>>

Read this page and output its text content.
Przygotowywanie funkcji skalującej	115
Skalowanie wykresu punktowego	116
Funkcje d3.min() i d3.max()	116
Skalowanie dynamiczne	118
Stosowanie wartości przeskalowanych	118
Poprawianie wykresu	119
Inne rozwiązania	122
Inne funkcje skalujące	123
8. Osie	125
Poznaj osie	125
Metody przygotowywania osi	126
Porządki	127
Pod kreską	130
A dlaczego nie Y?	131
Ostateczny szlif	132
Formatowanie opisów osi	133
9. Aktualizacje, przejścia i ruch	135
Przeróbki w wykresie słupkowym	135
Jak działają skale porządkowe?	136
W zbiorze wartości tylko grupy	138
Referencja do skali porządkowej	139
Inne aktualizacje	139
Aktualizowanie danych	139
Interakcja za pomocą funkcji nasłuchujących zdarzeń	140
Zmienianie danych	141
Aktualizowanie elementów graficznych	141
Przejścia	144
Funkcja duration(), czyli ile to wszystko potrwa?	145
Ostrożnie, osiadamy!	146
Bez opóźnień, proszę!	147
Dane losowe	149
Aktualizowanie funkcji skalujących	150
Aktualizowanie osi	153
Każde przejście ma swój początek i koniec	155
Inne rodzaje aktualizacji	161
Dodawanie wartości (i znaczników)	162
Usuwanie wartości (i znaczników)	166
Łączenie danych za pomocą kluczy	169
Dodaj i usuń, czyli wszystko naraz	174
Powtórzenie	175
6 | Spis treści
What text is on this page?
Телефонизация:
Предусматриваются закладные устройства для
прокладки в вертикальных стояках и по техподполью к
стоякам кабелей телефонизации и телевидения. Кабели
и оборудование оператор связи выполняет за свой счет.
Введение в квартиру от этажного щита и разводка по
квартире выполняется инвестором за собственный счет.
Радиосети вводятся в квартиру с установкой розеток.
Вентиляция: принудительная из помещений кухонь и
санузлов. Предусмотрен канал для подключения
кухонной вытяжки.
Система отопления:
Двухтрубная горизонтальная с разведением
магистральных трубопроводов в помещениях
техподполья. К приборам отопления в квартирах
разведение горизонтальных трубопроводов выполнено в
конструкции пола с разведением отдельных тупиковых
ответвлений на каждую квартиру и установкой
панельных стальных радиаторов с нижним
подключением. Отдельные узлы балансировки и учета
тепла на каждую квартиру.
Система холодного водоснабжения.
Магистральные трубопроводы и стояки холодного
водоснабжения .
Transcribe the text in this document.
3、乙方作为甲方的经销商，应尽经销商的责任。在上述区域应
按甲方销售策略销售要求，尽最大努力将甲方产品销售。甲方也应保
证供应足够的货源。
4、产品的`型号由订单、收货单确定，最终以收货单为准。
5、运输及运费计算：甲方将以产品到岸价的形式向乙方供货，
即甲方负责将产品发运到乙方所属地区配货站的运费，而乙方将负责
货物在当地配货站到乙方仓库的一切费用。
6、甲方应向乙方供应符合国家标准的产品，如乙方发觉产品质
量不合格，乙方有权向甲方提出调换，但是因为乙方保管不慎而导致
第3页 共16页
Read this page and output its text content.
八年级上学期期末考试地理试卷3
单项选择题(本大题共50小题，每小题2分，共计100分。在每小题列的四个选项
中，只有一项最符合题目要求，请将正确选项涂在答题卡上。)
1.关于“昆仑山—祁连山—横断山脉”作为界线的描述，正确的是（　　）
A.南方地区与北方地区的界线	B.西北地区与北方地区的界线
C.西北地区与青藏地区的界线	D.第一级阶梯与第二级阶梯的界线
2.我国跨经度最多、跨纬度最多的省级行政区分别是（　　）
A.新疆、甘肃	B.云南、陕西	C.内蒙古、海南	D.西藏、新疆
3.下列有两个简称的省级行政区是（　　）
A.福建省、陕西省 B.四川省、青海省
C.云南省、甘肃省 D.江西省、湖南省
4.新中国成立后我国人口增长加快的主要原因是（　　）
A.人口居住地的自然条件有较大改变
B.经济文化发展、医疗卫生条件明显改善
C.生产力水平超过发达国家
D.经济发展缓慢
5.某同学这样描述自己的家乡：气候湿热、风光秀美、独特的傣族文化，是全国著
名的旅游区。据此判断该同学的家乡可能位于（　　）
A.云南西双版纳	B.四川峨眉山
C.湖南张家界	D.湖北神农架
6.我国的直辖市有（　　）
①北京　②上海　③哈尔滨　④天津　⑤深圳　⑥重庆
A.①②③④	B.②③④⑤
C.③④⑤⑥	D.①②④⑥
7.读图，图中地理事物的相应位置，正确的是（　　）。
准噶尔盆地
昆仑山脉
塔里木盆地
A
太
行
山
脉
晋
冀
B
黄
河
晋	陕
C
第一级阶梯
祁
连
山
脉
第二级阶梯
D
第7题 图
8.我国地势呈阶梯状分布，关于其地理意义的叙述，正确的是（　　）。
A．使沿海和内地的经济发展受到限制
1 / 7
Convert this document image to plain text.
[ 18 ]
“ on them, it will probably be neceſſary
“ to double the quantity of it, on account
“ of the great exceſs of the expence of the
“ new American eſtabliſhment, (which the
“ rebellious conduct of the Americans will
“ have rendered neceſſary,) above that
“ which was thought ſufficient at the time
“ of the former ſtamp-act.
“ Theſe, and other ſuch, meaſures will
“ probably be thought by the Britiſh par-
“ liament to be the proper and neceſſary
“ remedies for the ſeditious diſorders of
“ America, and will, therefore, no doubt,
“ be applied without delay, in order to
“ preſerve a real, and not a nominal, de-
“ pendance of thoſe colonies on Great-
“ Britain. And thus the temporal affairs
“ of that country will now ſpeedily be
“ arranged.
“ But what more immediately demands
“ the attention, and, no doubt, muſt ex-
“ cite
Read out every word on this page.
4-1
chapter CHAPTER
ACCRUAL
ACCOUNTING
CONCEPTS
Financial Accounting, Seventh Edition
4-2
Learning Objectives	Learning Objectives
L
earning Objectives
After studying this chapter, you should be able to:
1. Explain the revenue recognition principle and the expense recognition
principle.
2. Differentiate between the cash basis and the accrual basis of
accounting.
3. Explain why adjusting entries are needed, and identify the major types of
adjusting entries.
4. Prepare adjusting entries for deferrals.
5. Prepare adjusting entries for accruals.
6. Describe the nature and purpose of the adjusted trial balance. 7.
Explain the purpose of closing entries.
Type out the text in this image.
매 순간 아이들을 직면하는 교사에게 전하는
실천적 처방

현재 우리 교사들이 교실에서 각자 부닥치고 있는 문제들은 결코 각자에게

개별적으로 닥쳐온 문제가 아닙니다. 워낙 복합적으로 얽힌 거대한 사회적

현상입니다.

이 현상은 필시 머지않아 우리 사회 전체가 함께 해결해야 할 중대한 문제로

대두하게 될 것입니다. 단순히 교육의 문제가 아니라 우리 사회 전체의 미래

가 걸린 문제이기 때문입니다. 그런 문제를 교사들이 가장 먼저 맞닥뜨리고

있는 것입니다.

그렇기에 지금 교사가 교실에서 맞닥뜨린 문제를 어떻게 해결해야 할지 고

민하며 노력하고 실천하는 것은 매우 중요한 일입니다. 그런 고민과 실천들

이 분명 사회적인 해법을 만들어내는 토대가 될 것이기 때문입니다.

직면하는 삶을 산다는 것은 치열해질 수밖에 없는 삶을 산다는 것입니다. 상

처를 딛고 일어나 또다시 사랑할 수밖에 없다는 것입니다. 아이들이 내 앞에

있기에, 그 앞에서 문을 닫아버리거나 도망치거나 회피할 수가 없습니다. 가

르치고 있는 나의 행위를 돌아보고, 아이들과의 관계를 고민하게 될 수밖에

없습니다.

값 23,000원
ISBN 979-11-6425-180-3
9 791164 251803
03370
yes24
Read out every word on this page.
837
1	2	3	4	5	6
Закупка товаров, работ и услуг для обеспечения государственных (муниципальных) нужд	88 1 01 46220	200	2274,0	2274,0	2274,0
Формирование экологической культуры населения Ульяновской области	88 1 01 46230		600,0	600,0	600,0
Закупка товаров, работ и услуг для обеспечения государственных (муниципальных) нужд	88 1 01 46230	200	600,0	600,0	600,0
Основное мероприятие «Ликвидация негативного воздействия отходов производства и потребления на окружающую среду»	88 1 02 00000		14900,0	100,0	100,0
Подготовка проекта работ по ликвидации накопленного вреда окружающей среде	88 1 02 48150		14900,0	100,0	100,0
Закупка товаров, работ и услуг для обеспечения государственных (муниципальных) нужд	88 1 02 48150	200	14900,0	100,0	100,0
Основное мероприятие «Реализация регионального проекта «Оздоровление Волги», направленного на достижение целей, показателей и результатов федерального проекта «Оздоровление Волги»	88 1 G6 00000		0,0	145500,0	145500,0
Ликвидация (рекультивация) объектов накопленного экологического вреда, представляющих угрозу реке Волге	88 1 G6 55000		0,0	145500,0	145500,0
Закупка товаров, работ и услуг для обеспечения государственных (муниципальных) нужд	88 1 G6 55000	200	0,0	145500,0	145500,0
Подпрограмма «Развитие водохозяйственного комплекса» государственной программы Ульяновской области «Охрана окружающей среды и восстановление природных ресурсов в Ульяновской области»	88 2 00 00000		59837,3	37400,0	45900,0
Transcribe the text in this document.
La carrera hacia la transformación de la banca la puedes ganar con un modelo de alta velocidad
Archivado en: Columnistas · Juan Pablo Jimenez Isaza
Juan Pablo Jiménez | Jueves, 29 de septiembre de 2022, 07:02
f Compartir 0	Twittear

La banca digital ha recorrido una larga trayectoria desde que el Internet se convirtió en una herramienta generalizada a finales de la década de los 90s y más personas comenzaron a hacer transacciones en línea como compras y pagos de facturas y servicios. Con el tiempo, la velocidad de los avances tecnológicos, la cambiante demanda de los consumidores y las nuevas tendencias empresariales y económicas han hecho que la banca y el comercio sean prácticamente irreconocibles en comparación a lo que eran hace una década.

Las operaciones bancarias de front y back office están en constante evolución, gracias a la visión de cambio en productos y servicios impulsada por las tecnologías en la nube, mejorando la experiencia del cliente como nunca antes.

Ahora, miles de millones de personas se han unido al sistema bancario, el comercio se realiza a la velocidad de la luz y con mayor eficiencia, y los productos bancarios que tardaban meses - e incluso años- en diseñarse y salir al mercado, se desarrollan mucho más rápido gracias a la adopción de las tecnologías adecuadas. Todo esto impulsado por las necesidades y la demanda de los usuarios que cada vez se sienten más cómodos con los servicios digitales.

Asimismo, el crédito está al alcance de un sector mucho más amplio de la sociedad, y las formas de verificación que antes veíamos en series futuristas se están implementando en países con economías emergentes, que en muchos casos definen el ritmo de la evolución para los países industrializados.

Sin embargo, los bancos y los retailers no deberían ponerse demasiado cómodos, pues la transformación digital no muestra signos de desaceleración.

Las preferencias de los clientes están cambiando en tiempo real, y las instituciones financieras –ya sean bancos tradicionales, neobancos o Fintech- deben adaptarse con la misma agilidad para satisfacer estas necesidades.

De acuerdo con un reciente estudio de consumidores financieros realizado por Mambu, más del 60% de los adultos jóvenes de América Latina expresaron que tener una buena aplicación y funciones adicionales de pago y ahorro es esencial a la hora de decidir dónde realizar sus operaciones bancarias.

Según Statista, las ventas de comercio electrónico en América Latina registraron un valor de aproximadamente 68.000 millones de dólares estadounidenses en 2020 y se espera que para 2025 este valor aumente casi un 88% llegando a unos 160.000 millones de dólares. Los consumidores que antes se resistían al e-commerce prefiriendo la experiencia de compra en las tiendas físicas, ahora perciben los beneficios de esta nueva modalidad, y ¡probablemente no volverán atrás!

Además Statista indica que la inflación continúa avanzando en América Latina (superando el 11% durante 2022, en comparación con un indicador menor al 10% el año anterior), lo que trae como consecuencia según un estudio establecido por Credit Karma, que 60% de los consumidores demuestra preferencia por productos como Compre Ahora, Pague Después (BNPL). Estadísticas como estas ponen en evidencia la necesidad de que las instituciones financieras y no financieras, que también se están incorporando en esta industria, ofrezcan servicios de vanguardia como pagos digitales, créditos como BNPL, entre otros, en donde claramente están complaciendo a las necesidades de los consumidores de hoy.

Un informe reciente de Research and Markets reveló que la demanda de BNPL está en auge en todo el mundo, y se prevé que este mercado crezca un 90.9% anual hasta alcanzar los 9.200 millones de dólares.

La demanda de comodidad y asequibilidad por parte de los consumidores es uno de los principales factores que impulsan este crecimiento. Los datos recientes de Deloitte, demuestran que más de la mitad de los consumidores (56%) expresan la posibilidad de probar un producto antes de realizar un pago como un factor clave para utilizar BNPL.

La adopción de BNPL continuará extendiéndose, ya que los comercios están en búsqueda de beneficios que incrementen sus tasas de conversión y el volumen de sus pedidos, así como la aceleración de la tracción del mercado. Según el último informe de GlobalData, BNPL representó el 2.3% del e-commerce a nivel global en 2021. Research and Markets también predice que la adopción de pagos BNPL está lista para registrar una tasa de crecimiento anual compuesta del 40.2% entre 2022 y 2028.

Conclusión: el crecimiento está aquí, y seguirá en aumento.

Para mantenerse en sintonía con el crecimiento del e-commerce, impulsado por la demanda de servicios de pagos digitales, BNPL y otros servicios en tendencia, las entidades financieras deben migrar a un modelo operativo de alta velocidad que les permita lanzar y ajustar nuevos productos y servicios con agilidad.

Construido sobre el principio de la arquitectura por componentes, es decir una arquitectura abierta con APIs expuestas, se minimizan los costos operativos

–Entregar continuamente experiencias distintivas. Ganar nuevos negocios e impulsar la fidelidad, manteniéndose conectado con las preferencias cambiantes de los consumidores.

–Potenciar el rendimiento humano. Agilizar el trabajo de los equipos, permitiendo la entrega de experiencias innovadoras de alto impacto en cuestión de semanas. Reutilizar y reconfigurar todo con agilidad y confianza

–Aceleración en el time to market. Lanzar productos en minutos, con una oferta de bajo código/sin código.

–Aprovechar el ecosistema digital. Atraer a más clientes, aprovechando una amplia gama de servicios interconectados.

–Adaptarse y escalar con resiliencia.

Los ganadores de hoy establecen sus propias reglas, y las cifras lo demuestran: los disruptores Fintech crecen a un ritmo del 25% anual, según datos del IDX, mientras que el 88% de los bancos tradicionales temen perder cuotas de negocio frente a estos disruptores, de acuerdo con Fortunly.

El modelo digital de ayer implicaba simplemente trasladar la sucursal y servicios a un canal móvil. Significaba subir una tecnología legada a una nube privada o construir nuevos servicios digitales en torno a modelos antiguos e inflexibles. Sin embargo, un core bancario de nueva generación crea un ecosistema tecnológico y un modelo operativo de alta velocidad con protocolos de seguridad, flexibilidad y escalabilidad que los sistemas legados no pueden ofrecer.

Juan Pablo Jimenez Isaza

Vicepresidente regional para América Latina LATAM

<<

◆ **Work to complete**:
Some lines of the data may hold the word "commerce". Say how many do, with nothing else.

◆ **The result**:
3